* Required task: Omit all images. Transcribe the rest of the material below exactly.

_ _ _ _ _ _ _

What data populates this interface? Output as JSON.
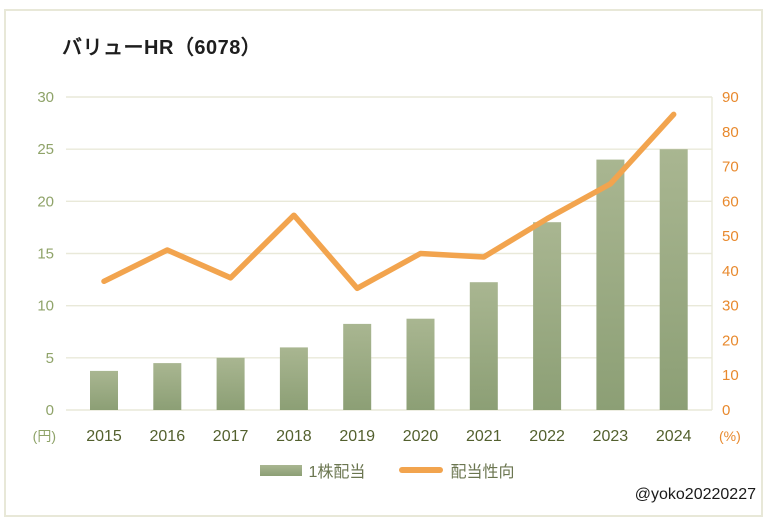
{
  "title": "バリューHR（6078）",
  "credit": "@yoko20220227",
  "colors": {
    "bar_top": "#a9b691",
    "bar_bottom": "#8c9f75",
    "line": "#f2a44e",
    "left_axis_text": "#8fa369",
    "right_axis_text": "#e8892d",
    "year_text": "#53602e",
    "legend_text": "#6b7650",
    "gridline": "#e9e9d9",
    "frame_border": "#e8e8d8"
  },
  "chart_data": {
    "type": "bar",
    "subtype": "bar+line combo, dual axis",
    "categories": [
      "2015",
      "2016",
      "2017",
      "2018",
      "2019",
      "2020",
      "2021",
      "2022",
      "2023",
      "2024"
    ],
    "series": [
      {
        "name": "1株配当",
        "type": "bar",
        "axis": "left",
        "values": [
          3.75,
          4.5,
          5,
          6,
          8.25,
          8.75,
          12.25,
          18,
          24,
          25
        ]
      },
      {
        "name": "配当性向",
        "type": "line",
        "axis": "right",
        "values": [
          37,
          46,
          38,
          56,
          35,
          45,
          44,
          55,
          65,
          85
        ]
      }
    ],
    "left_axis": {
      "unit": "(円)",
      "min": 0,
      "max": 30,
      "step": 5,
      "ticks": [
        0,
        5,
        10,
        15,
        20,
        25,
        30
      ]
    },
    "right_axis": {
      "unit": "(%)",
      "min": 0,
      "max": 90,
      "step": 10,
      "ticks": [
        0,
        10,
        20,
        30,
        40,
        50,
        60,
        70,
        80,
        90
      ]
    },
    "grid": true,
    "legend_position": "bottom"
  }
}
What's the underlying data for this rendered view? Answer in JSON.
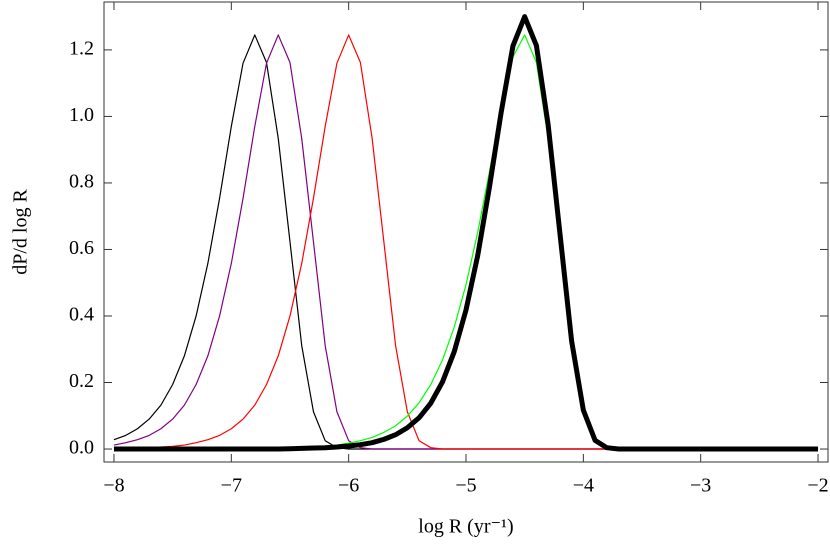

_ _ _ _ _ _ _

* Solution to the problem:
What data populates this interface? Output as JSON.
{
  "title": "バリューHR（6078）",
  "credit": "@yoko20220227",
  "colors": {
    "bar_top": "#a9b691",
    "bar_bottom": "#8c9f75",
    "line": "#f2a44e",
    "left_axis_text": "#8fa369",
    "right_axis_text": "#e8892d",
    "year_text": "#53602e",
    "legend_text": "#6b7650",
    "gridline": "#e9e9d9",
    "frame_border": "#e8e8d8"
  },
  "chart_data": {
    "type": "bar",
    "subtype": "bar+line combo, dual axis",
    "categories": [
      "2015",
      "2016",
      "2017",
      "2018",
      "2019",
      "2020",
      "2021",
      "2022",
      "2023",
      "2024"
    ],
    "series": [
      {
        "name": "1株配当",
        "type": "bar",
        "axis": "left",
        "values": [
          3.75,
          4.5,
          5,
          6,
          8.25,
          8.75,
          12.25,
          18,
          24,
          25
        ]
      },
      {
        "name": "配当性向",
        "type": "line",
        "axis": "right",
        "values": [
          37,
          46,
          38,
          56,
          35,
          45,
          44,
          55,
          65,
          85
        ]
      }
    ],
    "left_axis": {
      "unit": "(円)",
      "min": 0,
      "max": 30,
      "step": 5,
      "ticks": [
        0,
        5,
        10,
        15,
        20,
        25,
        30
      ]
    },
    "right_axis": {
      "unit": "(%)",
      "min": 0,
      "max": 90,
      "step": 10,
      "ticks": [
        0,
        10,
        20,
        30,
        40,
        50,
        60,
        70,
        80,
        90
      ]
    },
    "grid": true,
    "legend_position": "bottom"
  }
}
What's the underlying data for this rendered view? Answer in JSON.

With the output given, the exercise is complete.